## AUSGANGSTEXT:
++++++

Bei den Werken von Sibylle Springer geht das nicht. Du musst dich auf sie einlassen. Dich zu ihnen verhalten. Genau deshalb sind sie so stark. Erst die Verschleierung offenbart das ganze Grauen: Die Gleichgültigkeit, mit der hier ein Mensch hingerichtet wird, aber auch die eigene Faszination für die Gewalt und die Obszönität ihrer Darstellung. „Das ist so deprimierend – das macht mich fertig“, sagt Springer, die schon Gewalt im „Tatort“ verabscheut. Es ist schwer zu verstehen und gerade darum für sie so attraktiv.
Nebenbei entlarvt die 1975 geborene, wunderbar unprätentiöse Künstlerin den immer wieder reproduzierten Satz, die Malerei sei „tot“, als nerviges Gerede. Ganz ohne dass einem das, wie sonst oft bei zeitgenössischer Kunst, erst lange erklärt werden müsste.
Springer macht das übrigens schon lange: Sie reproduziert Bilder in kühler Art und Weise, um ihnen im neuen Format, mit Schichten von Acryl, ihre Wirkung und Intensität zurückzugeben. Früher waren das meist Fotos, heute sind es Klassiker der Kunstgeschichte. Oft geht es dabei um Gewalt, manchmal um Erotik oder Intimität. Springer sammelt solche Darstellungen – Inspirationen – an einer riesigen Zettelwand in ihrem Atelier, die sie der Einfachheit halber gleich mit in die Ausstellung gebracht hat.
Dass die GAK hier auf den üblichen White Cube verzichtet hat, tut den Bildern gut
2005 hat die Bremer Hochschule für Künste Sibylle Springer als Meisterschülerin entlassen, erste Einzelausstellungen in Bremen, Bremerhaven und Hamburg folgen, dazu ein paar Stipendien. Heute hat sie ein Atelier in Bremen, eines in Berlin – und kann von ihrer Kunst leben. Das ist nicht selbstverständlich: In Bremen werden gute KünstlerInnen zwar gefördert, solange sie jung und unbekannt sind, aber eher selten gekauft. Schon gar nicht, wenn sie teurer werden und, wie heute bei Sibylle Springer, schon kleinformatige Arbeiten vierstellige Summen kosten sollen.

++++++

## ÜBUNGSDATEN:
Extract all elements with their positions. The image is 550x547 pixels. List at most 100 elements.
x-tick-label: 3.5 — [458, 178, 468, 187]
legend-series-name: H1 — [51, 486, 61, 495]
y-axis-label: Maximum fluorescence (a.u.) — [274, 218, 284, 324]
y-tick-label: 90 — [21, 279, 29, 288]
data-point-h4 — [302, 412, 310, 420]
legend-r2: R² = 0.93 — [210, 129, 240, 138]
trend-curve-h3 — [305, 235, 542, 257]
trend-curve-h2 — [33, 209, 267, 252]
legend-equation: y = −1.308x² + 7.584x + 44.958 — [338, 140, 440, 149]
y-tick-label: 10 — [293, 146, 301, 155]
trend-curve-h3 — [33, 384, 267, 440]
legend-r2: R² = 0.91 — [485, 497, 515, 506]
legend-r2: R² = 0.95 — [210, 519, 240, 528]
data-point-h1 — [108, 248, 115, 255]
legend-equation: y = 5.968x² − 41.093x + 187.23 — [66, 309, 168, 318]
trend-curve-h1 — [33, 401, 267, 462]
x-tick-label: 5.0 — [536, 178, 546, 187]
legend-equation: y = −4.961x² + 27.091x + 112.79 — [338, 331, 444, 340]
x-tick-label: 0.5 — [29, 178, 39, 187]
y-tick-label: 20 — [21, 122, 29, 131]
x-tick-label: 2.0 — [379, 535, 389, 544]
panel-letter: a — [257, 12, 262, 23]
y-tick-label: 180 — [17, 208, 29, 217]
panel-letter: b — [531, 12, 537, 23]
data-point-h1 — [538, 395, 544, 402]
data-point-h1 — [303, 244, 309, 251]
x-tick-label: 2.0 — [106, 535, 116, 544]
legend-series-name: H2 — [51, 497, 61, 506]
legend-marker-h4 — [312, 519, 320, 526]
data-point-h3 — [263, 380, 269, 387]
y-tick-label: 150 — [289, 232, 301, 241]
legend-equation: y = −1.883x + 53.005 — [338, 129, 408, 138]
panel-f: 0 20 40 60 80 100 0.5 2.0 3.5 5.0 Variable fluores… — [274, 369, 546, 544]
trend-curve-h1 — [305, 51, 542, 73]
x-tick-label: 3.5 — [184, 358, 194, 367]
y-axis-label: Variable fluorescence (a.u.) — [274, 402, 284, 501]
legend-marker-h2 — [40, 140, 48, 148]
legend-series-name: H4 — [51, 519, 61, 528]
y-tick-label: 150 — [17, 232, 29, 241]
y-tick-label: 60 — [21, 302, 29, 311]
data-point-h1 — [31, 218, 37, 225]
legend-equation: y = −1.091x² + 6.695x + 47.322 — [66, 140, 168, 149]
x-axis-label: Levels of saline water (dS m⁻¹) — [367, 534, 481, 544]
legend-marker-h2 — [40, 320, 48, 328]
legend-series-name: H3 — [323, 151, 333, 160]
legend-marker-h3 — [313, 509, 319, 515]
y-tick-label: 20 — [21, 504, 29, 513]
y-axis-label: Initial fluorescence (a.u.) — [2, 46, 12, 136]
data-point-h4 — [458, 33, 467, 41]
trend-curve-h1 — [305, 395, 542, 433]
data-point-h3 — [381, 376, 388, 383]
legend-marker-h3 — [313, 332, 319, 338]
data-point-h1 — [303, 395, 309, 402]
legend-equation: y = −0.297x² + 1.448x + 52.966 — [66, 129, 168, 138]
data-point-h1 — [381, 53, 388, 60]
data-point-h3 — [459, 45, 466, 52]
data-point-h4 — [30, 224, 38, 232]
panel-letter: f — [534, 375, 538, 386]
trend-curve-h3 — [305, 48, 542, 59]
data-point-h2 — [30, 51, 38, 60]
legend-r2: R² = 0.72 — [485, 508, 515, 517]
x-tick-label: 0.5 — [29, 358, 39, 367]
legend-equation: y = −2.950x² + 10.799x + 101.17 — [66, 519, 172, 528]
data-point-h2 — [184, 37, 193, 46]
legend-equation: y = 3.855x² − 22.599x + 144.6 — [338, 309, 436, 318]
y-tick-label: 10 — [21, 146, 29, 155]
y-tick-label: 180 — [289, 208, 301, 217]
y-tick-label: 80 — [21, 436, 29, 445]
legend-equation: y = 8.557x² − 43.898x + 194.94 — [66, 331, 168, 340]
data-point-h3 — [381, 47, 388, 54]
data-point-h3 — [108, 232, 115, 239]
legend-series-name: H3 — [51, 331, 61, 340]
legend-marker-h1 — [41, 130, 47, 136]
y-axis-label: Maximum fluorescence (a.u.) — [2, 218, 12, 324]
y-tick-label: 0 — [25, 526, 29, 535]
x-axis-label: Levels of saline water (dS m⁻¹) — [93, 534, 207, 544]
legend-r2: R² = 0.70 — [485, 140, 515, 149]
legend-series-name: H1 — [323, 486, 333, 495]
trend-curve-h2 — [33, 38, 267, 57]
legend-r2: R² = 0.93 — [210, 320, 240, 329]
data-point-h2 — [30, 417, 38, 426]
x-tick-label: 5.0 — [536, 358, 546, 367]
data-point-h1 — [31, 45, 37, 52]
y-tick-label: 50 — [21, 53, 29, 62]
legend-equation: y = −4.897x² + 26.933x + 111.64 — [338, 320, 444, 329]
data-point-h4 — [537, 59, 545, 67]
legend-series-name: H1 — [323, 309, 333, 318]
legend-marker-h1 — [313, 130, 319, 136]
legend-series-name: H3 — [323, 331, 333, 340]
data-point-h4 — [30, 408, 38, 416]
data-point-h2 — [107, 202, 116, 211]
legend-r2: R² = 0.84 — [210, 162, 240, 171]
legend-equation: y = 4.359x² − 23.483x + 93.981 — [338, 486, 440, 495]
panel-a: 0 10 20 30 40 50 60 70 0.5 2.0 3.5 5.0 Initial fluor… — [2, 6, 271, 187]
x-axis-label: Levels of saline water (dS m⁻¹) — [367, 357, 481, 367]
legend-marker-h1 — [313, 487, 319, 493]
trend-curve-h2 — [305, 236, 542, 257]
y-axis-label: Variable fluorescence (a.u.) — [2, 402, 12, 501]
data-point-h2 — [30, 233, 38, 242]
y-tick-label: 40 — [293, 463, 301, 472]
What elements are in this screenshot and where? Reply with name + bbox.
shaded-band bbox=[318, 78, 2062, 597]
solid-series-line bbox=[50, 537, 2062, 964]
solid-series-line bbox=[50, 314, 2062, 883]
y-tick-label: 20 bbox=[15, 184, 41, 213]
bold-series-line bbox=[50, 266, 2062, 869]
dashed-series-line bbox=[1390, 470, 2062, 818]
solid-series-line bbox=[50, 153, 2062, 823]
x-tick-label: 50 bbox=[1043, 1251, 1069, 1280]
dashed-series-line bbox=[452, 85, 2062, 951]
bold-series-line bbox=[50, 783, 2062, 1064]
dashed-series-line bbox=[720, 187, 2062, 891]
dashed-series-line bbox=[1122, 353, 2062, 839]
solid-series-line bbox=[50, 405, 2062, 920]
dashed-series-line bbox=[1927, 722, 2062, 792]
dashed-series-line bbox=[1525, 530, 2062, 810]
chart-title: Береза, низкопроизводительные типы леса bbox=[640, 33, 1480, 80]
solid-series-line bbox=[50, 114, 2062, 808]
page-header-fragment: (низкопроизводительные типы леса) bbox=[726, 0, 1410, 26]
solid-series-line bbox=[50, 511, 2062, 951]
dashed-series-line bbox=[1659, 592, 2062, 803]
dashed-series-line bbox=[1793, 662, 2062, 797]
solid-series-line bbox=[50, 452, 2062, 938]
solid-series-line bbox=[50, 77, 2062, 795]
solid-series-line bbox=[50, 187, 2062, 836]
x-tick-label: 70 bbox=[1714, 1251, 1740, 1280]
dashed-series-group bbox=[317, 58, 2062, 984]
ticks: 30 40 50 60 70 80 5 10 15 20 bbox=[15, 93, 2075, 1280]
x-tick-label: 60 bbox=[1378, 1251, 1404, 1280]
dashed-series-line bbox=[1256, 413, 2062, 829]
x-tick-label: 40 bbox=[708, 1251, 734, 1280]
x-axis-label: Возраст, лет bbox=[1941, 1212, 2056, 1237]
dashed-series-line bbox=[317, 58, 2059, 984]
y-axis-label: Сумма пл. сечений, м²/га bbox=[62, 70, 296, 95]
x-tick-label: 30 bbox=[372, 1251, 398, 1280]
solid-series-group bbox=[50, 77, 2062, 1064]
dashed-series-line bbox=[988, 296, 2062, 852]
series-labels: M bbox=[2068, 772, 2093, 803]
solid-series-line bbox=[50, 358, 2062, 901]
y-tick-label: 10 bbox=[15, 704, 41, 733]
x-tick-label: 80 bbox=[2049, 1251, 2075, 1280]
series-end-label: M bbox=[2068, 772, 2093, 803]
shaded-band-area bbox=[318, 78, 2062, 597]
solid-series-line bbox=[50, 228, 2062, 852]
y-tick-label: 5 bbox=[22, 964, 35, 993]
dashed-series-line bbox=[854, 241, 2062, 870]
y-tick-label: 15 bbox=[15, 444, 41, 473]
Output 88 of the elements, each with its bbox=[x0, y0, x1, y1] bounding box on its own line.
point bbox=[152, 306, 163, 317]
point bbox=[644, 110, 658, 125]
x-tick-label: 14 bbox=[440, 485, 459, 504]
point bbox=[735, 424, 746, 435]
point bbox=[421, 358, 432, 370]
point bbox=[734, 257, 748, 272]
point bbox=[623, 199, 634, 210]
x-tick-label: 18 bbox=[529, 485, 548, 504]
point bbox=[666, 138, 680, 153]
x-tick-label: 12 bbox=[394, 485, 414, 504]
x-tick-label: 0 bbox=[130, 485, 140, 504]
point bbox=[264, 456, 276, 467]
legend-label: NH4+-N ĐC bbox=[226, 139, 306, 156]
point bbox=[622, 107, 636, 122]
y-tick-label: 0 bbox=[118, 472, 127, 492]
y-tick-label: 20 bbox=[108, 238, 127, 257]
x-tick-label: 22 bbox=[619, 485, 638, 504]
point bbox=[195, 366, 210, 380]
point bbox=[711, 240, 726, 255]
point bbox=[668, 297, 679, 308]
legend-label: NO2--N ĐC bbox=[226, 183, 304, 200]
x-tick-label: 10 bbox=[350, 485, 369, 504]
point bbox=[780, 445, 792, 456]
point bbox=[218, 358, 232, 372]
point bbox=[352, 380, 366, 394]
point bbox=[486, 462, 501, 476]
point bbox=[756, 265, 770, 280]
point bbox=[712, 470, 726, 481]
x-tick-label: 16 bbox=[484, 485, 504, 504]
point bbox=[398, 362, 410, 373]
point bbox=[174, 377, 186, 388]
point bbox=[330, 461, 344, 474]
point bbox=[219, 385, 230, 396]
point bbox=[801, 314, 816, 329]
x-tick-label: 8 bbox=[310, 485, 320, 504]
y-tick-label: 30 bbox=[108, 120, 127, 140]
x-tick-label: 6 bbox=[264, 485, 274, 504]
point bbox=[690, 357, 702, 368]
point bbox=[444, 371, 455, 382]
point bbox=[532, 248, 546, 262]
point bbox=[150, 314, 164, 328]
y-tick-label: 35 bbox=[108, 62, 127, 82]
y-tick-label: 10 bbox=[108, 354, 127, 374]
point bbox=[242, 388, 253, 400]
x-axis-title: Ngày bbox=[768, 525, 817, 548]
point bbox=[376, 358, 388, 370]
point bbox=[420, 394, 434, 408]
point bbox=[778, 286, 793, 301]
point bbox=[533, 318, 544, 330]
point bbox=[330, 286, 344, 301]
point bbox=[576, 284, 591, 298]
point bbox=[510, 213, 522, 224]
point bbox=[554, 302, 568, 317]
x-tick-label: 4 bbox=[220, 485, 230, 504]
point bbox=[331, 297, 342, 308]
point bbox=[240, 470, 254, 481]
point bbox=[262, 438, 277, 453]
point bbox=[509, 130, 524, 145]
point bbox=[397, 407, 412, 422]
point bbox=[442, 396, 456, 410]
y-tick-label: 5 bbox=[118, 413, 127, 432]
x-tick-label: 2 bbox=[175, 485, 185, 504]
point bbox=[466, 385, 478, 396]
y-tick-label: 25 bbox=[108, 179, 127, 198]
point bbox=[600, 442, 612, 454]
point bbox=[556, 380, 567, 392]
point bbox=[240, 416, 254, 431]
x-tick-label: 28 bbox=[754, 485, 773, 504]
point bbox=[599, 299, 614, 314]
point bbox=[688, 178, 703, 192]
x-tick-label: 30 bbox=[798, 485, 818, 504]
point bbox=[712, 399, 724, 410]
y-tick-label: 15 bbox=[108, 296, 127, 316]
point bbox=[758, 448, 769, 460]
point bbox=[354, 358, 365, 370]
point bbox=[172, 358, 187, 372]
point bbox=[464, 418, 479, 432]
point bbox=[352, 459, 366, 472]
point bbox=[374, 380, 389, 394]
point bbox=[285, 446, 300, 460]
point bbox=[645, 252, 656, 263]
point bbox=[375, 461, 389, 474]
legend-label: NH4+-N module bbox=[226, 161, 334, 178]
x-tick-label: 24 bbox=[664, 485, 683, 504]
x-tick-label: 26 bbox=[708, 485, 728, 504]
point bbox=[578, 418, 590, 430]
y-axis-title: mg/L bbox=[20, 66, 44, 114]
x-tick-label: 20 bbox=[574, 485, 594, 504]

++++++

## AUFGABE:
Gib aus dem Text über Sibylle Springer die Stelle wörtlich wieder, die bei „Springer macht das“ beginnt und bei „Ausstellung gebracht hat.“ endet.

## LÖSUNG:
Springer macht das übrigens schon lange: Sie reproduziert Bilder in kühler Art und Weise, um ihnen im neuen Format, mit Schichten von Acryl, ihre Wirkung und Intensität zurückzugeben. Früher waren das meist Fotos, heute sind es Klassiker der Kunstgeschichte. Oft geht es dabei um Gewalt, manchmal um Erotik oder Intimität. Springer sammelt solche Darstellungen – Inspirationen – an einer riesigen Zettelwand in ihrem Atelier, die sie der Einfachheit halber gleich mit in die Ausstellung gebracht hat.